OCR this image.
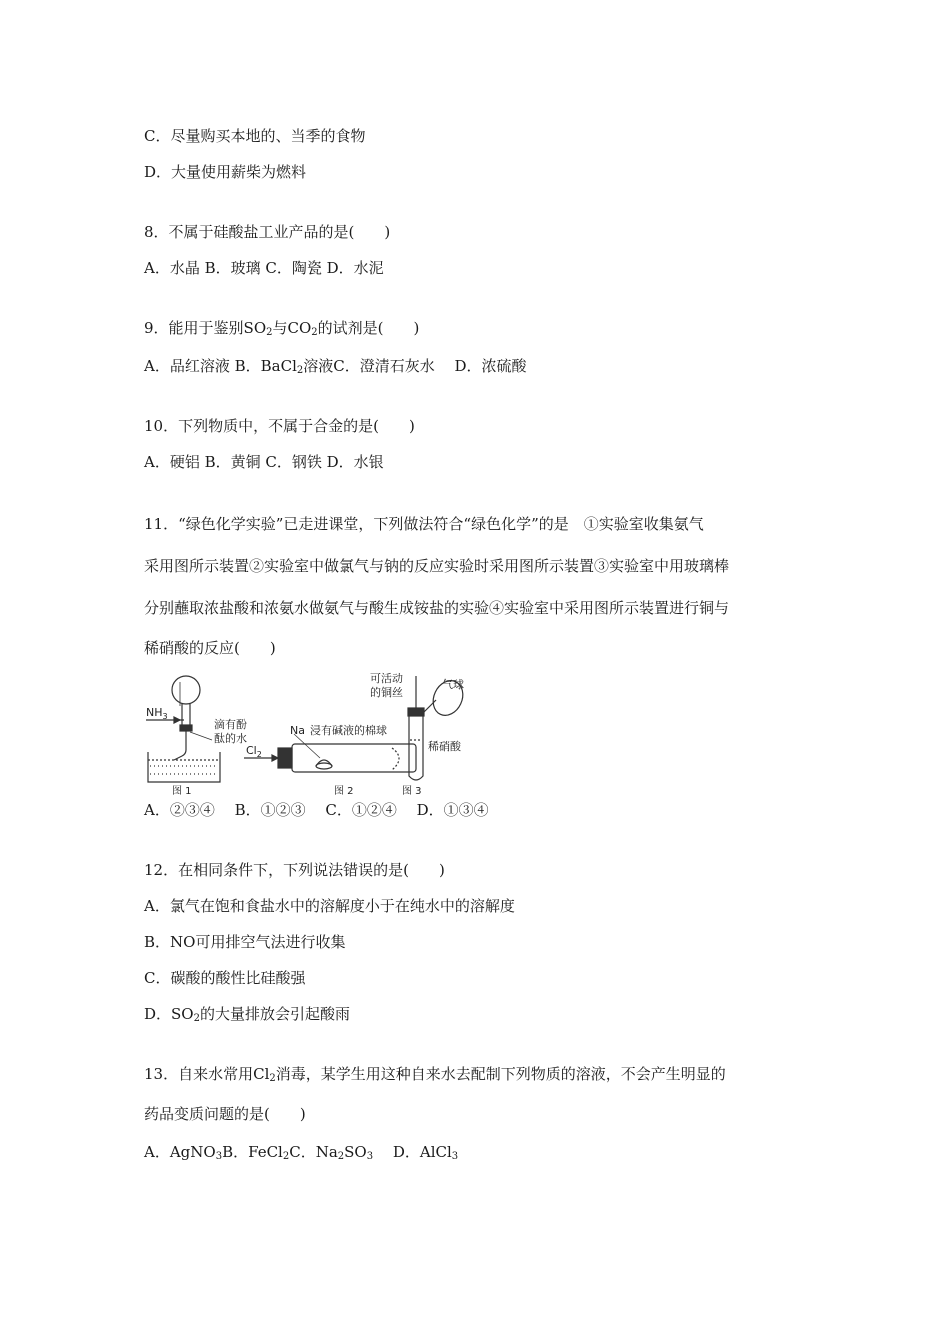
C．尽量购买本地的、当季的食物
D．大量使用薪柴为燃料
8．不属于硅酸盐工业产品的是(　　)
A．水晶 B．玻璃 C．陶瓷 D．水泥
9．能用于鉴别$SO_2$与$CO_2$的试剂是(　　)
A．品红溶液 B．BaCl$_2$溶液C．澄清石灰水　 D．浓硫酸
10．下列物质中，不属于合金的是(　　)
A．硬铝 B．黄铜 C．钢铁 D．水银
11．“绿色化学实验”已走进课堂，下列做法符合“绿色化学”的是　①实验室收集氨气
采用图所示装置②实验室中做氯气与钠的反应实验时采用图所示装置③实验室中用玻璃棒
分别蘸取浓盐酸和浓氨水做氨气与酸生成铵盐的实验④实验室中采用图所示装置进行铜与
稀硝酸的反应(　　)
$NH_3$
滴有酚
酞的水
图 1
$Cl_2$
Na 浸有碱液的棉球
图 2
可活动
的铜丝
气球
稀硝酸
图 3
A．②③④　 B．①②③　 C．①②④　 D．①③④
12．在相同条件下，下列说法错误的是(　　)
A．氯气在饱和食盐水中的溶解度小于在纯水中的溶解度
B．NO可用排空气法进行收集
C．碳酸的酸性比硅酸强
D．$SO_2$的大量排放会引起酸雨
13．自来水常用$Cl_2$消毒，某学生用这种自来水去配制下列物质的溶液，不会产生明显的
药品变质问题的是(　　)
A．AgNO$_3$B．FeCl$_2$C．$Na_2SO_3$　 D．AlCl$_3$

■ **STATED PROBLEM**:
Reproduce the whole listing exactly, but not the images in it.

■ **SOLUTION TO THE EXERCISE**:
OCR this image.
C．尽量购买本地的、当季的食物
D．大量使用薪柴为燃料
8．不属于硅酸盐工业产品的是(　　)
A．水晶 B．玻璃 C．陶瓷 D．水泥
9．能用于鉴别$SO_2$与$CO_2$的试剂是(　　)
A．品红溶液 B．BaCl$_2$溶液C．澄清石灰水　 D．浓硫酸
10．下列物质中，不属于合金的是(　　)
A．硬铝 B．黄铜 C．钢铁 D．水银
11．“绿色化学实验”已走进课堂，下列做法符合“绿色化学”的是　①实验室收集氨气
采用图所示装置②实验室中做氯气与钠的反应实验时采用图所示装置③实验室中用玻璃棒
分别蘸取浓盐酸和浓氨水做氨气与酸生成铵盐的实验④实验室中采用图所示装置进行铜与
稀硝酸的反应(　　)
$NH_3$
滴有酚
酞的水
图 1
$Cl_2$
Na 浸有碱液的棉球
图 2
可活动
的铜丝
气球
稀硝酸
图 3
A．②③④　 B．①②③　 C．①②④　 D．①③④
12．在相同条件下，下列说法错误的是(　　)
A．氯气在饱和食盐水中的溶解度小于在纯水中的溶解度
B．NO可用排空气法进行收集
C．碳酸的酸性比硅酸强
D．$SO_2$的大量排放会引起酸雨
13．自来水常用$Cl_2$消毒，某学生用这种自来水去配制下列物质的溶液，不会产生明显的
药品变质问题的是(　　)
A．AgNO$_3$B．FeCl$_2$C．$Na_2SO_3$　 D．AlCl$_3$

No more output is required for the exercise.